Find and return each line containing "this".
--- Start of Recorded information ---
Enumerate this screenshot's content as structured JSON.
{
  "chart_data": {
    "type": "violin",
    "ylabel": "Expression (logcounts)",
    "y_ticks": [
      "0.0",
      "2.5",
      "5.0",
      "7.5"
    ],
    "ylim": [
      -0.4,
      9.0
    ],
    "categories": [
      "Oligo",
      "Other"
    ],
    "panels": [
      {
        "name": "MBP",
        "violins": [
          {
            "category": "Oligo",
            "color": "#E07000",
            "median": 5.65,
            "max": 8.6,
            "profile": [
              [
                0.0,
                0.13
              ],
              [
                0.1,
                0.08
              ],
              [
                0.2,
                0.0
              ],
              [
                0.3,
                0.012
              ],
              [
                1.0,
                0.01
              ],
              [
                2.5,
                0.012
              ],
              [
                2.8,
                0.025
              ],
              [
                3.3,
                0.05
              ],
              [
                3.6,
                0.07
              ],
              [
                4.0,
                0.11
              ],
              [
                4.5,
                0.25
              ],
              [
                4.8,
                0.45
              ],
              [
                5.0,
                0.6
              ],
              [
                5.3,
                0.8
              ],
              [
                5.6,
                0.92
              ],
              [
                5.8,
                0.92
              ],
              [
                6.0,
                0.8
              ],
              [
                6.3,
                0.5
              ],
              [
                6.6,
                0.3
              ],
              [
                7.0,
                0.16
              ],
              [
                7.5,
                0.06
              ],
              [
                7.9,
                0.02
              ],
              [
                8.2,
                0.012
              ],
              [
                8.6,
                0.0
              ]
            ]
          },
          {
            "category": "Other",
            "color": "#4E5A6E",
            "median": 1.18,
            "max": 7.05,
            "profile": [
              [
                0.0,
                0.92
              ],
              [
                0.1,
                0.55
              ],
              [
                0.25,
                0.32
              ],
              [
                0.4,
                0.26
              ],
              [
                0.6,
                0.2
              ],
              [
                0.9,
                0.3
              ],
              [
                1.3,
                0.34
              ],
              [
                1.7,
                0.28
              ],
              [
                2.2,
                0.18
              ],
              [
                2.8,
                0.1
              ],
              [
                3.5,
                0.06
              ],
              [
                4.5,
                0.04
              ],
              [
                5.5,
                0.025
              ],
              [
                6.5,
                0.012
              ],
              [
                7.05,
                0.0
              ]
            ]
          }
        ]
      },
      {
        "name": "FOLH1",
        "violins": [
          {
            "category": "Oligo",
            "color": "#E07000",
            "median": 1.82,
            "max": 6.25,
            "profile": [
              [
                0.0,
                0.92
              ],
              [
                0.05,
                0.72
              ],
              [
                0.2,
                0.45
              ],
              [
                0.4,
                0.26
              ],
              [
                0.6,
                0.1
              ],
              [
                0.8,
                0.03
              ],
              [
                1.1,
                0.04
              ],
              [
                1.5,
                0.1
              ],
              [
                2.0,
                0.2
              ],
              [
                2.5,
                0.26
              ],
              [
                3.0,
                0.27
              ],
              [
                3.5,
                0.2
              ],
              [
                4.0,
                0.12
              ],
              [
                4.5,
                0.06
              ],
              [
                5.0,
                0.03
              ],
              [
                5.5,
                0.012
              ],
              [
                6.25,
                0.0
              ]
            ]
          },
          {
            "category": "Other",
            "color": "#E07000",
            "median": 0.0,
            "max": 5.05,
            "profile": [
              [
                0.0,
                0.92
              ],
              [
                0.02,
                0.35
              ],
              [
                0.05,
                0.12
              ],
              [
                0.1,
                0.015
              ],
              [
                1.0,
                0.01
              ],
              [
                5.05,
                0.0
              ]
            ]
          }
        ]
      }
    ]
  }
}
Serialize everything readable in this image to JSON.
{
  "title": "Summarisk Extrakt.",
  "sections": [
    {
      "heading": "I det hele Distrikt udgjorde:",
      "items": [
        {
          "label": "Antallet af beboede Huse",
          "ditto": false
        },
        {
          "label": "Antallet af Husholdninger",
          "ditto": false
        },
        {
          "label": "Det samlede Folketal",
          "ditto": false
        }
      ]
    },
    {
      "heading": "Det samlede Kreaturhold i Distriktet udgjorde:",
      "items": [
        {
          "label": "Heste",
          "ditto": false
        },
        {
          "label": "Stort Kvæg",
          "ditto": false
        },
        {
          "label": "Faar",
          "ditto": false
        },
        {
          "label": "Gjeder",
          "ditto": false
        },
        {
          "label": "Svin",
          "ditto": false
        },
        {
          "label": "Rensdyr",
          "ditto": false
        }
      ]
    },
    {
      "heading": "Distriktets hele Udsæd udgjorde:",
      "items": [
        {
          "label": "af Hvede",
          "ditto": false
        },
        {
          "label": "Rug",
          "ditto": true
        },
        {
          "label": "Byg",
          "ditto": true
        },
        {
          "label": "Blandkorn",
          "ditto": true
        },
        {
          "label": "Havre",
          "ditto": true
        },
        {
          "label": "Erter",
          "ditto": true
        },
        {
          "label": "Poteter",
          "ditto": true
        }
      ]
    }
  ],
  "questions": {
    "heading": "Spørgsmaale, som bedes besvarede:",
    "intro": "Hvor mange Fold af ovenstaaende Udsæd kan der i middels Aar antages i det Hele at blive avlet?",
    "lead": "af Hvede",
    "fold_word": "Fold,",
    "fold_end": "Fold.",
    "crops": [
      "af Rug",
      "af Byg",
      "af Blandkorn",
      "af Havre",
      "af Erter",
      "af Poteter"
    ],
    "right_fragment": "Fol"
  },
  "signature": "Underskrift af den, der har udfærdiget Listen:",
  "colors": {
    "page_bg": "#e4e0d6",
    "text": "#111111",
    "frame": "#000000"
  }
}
--- End of Recorded information ---
Solved exercise
Enumerate this screenshot's content as structured JSON.
Serialize everything readable in this image to JSON.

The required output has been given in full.